[Collected data]
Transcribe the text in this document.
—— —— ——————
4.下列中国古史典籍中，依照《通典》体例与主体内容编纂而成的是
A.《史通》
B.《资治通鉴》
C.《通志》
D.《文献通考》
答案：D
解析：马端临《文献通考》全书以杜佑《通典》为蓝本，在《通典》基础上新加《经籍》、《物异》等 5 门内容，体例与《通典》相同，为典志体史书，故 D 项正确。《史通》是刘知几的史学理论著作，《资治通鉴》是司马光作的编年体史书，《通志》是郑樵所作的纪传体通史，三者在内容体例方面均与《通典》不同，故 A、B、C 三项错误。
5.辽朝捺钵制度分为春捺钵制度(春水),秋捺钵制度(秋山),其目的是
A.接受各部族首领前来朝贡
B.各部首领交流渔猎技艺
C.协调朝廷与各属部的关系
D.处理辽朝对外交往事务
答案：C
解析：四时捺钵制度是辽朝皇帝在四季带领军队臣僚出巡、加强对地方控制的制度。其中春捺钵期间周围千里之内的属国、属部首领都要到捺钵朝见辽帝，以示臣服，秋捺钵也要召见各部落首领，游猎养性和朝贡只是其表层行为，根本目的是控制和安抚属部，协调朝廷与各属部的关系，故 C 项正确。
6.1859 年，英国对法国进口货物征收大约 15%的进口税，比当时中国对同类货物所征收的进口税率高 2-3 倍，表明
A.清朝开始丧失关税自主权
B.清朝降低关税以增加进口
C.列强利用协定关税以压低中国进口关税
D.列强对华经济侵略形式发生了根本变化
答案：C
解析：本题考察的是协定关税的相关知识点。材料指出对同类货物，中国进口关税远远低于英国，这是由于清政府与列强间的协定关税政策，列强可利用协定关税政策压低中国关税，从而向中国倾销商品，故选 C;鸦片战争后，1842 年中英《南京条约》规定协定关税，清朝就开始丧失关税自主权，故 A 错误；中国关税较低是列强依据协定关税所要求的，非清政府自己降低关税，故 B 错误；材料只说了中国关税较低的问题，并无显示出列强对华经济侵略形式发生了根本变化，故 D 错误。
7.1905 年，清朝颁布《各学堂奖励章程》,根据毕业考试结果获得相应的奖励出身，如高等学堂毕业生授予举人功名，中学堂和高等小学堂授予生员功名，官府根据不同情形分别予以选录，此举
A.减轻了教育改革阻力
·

Task statement:
Using the listing above, list every line in which the string "资治通鉴" occurs.

Answer to the problem:
B.《资治通鉴》
解析：马端临《文献通考》全书以杜佑《通典》为蓝本，在《通典》基础上新加《经籍》、《物异》等 5 门内容，体例与《通典》相同，为典志体史书，故 D 项正确。《史通》是刘知几的史学理论著作，《资治通鉴》是司马光作的编年体史书，《通志》是郑樵所作的纪传体通史，三者在内容体例方面均与《通典》不同，故 A、B、C 三项错误。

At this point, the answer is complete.